| Extracted records |
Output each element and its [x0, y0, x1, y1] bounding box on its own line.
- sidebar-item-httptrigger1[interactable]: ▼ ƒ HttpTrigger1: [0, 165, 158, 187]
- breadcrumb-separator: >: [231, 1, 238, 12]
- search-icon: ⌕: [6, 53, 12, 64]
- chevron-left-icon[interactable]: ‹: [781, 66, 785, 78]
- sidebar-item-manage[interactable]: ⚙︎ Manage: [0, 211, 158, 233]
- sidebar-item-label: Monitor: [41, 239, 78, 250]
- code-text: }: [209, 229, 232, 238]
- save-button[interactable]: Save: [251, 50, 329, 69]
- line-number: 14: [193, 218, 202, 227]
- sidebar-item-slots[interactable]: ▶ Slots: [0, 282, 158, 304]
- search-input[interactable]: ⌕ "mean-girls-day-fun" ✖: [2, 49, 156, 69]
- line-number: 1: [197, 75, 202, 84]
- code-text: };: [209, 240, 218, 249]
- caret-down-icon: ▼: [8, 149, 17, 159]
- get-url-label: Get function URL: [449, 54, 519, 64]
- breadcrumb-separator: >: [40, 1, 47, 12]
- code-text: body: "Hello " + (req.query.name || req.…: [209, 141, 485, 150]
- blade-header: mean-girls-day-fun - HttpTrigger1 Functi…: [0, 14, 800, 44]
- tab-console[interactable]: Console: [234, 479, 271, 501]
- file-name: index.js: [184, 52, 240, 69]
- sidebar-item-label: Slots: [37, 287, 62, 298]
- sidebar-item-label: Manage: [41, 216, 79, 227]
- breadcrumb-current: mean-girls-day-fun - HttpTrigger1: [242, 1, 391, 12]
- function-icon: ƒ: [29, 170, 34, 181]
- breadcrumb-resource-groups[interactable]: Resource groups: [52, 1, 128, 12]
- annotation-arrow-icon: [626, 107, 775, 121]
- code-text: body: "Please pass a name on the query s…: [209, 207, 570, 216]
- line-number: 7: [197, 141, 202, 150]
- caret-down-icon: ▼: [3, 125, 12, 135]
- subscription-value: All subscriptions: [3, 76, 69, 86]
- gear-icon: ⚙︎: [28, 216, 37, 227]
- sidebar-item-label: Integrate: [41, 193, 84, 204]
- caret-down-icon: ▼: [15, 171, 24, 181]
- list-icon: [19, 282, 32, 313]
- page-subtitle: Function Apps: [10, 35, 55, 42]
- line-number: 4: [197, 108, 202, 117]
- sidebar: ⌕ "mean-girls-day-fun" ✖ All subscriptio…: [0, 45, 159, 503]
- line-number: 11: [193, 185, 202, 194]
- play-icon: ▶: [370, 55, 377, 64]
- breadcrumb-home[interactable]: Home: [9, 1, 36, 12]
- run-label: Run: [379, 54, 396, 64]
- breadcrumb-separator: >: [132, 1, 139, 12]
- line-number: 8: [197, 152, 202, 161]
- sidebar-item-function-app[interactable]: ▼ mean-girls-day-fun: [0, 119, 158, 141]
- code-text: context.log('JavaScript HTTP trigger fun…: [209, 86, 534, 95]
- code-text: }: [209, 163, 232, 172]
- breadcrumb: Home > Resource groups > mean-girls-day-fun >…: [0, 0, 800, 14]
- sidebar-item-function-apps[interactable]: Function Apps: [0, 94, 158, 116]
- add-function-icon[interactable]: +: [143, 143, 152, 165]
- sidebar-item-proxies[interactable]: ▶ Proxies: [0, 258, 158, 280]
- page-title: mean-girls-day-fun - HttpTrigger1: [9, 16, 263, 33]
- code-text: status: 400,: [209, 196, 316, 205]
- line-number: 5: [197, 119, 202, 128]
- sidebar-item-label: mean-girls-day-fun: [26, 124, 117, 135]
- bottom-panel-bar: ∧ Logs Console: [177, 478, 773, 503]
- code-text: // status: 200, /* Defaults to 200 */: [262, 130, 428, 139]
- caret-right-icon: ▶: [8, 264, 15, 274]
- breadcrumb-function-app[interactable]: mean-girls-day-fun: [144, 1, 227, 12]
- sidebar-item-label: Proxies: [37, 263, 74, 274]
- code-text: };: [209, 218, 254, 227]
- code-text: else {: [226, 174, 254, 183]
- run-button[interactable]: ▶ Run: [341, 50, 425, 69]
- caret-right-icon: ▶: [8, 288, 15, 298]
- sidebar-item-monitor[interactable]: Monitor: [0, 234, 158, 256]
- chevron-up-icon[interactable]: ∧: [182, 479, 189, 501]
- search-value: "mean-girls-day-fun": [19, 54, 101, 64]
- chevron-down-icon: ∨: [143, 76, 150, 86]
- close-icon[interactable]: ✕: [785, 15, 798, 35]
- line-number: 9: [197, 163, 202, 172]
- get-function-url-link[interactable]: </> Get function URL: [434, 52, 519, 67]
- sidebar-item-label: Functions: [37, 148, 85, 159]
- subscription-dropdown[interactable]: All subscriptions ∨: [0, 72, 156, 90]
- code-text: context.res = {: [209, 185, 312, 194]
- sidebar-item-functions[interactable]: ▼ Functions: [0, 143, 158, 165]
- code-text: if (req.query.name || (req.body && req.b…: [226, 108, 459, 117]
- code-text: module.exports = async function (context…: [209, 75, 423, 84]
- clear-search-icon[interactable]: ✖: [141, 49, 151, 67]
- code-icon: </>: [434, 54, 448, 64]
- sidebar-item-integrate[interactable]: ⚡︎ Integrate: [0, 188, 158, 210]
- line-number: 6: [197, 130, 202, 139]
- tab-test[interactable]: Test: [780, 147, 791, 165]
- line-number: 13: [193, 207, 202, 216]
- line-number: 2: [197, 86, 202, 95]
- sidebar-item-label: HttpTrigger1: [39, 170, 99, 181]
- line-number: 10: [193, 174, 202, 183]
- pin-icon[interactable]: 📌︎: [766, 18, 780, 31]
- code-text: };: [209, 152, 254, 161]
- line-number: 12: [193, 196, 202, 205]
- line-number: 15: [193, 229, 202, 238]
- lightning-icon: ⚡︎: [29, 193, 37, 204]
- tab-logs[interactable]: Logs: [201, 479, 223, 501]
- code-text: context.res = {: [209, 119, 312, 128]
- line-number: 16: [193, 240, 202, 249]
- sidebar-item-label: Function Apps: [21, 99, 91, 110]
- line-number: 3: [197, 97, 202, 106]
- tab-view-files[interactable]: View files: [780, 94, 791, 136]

| Written task |
Could you turn every one of the records above into a numbered list, leaving out any blank lines?

| Answer to this exercise |
1. Output each element and its [x0, y0, x1, y1] bounding box on its own line.
2. - sidebar-item-httptrigger1[interactable]: ▼ ƒ HttpTrigger1: [0, 165, 158, 187]
3. - breadcrumb-separator: >: [231, 1, 238, 12]
4. - search-icon: ⌕: [6, 53, 12, 64]
5. - chevron-left-icon[interactable]: ‹: [781, 66, 785, 78]
6. - sidebar-item-manage[interactable]: ⚙︎ Manage: [0, 211, 158, 233]
7. - sidebar-item-label: Monitor: [41, 239, 78, 250]
8. - code-text: }: [209, 229, 232, 238]
9. - save-button[interactable]: Save: [251, 50, 329, 69]
10. - line-number: 14: [193, 218, 202, 227]
11. - sidebar-item-slots[interactable]: ▶ Slots: [0, 282, 158, 304]
12. - search-input[interactable]: ⌕ "mean-girls-day-fun" ✖: [2, 49, 156, 69]
13. - line-number: 1: [197, 75, 202, 84]
14. - code-text: };: [209, 240, 218, 249]
15. - caret-down-icon: ▼: [8, 149, 17, 159]
16. - get-url-label: Get function URL: [449, 54, 519, 64]
17. - breadcrumb-separator: >: [40, 1, 47, 12]
18. - code-text: body: "Hello " + (req.query.name || req.…: [209, 141, 485, 150]
19. - blade-header: mean-girls-day-fun - HttpTrigger1 Functi…: [0, 14, 800, 44]
20. - tab-console[interactable]: Console: [234, 479, 271, 501]
21. - file-name: index.js: [184, 52, 240, 69]
22. - sidebar-item-label: Slots: [37, 287, 62, 298]
23. - sidebar-item-label: Manage: [41, 216, 79, 227]
24. - breadcrumb-current: mean-girls-day-fun - HttpTrigger1: [242, 1, 391, 12]
25. - function-icon: ƒ: [29, 170, 34, 181]
26. - breadcrumb-resource-groups[interactable]: Resource groups: [52, 1, 128, 12]
27. - annotation-arrow-icon: [626, 107, 775, 121]
28. - code-text: body: "Please pass a name on the query s…: [209, 207, 570, 216]
29. - line-number: 7: [197, 141, 202, 150]
30. - caret-down-icon: ▼: [3, 125, 12, 135]
31. - subscription-value: All subscriptions: [3, 76, 69, 86]
32. - gear-icon: ⚙︎: [28, 216, 37, 227]
33. - sidebar-item-label: Integrate: [41, 193, 84, 204]
34. - caret-down-icon: ▼: [15, 171, 24, 181]
35. - list-icon: [19, 282, 32, 313]
36. - page-subtitle: Function Apps: [10, 35, 55, 42]
37. - line-number: 4: [197, 108, 202, 117]
38. - sidebar: ⌕ "mean-girls-day-fun" ✖ All subscriptio…: [0, 45, 159, 503]
39. - line-number: 11: [193, 185, 202, 194]
40. - play-icon: ▶: [370, 55, 377, 64]
41. - breadcrumb-home[interactable]: Home: [9, 1, 36, 12]
42. - run-label: Run: [379, 54, 396, 64]
43. - breadcrumb-separator: >: [132, 1, 139, 12]
44. - line-number: 8: [197, 152, 202, 161]
45. - sidebar-item-function-app[interactable]: ▼ mean-girls-day-fun: [0, 119, 158, 141]
46. - code-text: context.log('JavaScript HTTP trigger fun…: [209, 86, 534, 95]
47. - code-text: }: [209, 163, 232, 172]
48. - breadcrumb: Home > Resource groups > mean-girls-day-fun >…: [0, 0, 800, 14]
49. - sidebar-item-function-apps[interactable]: Function Apps: [0, 94, 158, 116]
50. - add-function-icon[interactable]: +: [143, 143, 152, 165]
51. - sidebar-item-proxies[interactable]: ▶ Proxies: [0, 258, 158, 280]
52. - page-title: mean-girls-day-fun - HttpTrigger1: [9, 16, 263, 33]
53. - code-text: status: 400,: [209, 196, 316, 205]
54. - line-number: 5: [197, 119, 202, 128]
55. - sidebar-item-label: mean-girls-day-fun: [26, 124, 117, 135]
56. - bottom-panel-bar: ∧ Logs Console: [177, 478, 773, 503]
57. - code-text: // status: 200, /* Defaults to 200 */: [262, 130, 428, 139]
58. - caret-right-icon: ▶: [8, 264, 15, 274]
59. - breadcrumb-function-app[interactable]: mean-girls-day-fun: [144, 1, 227, 12]
60. - sidebar-item-label: Proxies: [37, 263, 74, 274]
61. - code-text: };: [209, 218, 254, 227]
62. - code-text: else {: [226, 174, 254, 183]
63. - run-button[interactable]: ▶ Run: [341, 50, 425, 69]
64. - caret-right-icon: ▶: [8, 288, 15, 298]
65. - sidebar-item-monitor[interactable]: Monitor: [0, 234, 158, 256]
66. - chevron-up-icon[interactable]: ∧: [182, 479, 189, 501]
67. - search-value: "mean-girls-day-fun": [19, 54, 101, 64]
68. - chevron-down-icon: ∨: [143, 76, 150, 86]
69. - close-icon[interactable]: ✕: [785, 15, 798, 35]
70. - line-number: 9: [197, 163, 202, 172]
71. - get-function-url-link[interactable]: </> Get function URL: [434, 52, 519, 67]
72. - sidebar-item-label: Functions: [37, 148, 85, 159]
73. - subscription-dropdown[interactable]: All subscriptions ∨: [0, 72, 156, 90]
74. - code-text: context.res = {: [209, 185, 312, 194]
75. - sidebar-item-functions[interactable]: ▼ Functions: [0, 143, 158, 165]
76. - code-text: if (req.query.name || (req.body && req.b…: [226, 108, 459, 117]
77. - code-text: module.exports = async function (context…: [209, 75, 423, 84]
78. - clear-search-icon[interactable]: ✖: [141, 49, 151, 67]
79. - code-icon: </>: [434, 54, 448, 64]
80. - sidebar-item-integrate[interactable]: ⚡︎ Integrate: [0, 188, 158, 210]
81. - line-number: 6: [197, 130, 202, 139]
82. - tab-test[interactable]: Test: [780, 147, 791, 165]
83. - line-number: 13: [193, 207, 202, 216]
84. - line-number: 2: [197, 86, 202, 95]
85. - sidebar-item-label: HttpTrigger1: [39, 170, 99, 181]
86. - line-number: 10: [193, 174, 202, 183]
87. - pin-icon[interactable]: 📌︎: [766, 18, 780, 31]
88. - code-text: };: [209, 152, 254, 161]
89. - line-number: 12: [193, 196, 202, 205]
90. - line-number: 15: [193, 229, 202, 238]
91. - lightning-icon: ⚡︎: [29, 193, 37, 204]
92. - tab-logs[interactable]: Logs: [201, 479, 223, 501]
93. - code-text: context.res = {: [209, 119, 312, 128]
94. - line-number: 16: [193, 240, 202, 249]
95. - sidebar-item-label: Function Apps: [21, 99, 91, 110]
96. - line-number: 3: [197, 97, 202, 106]
97. - tab-view-files[interactable]: View files: [780, 94, 791, 136]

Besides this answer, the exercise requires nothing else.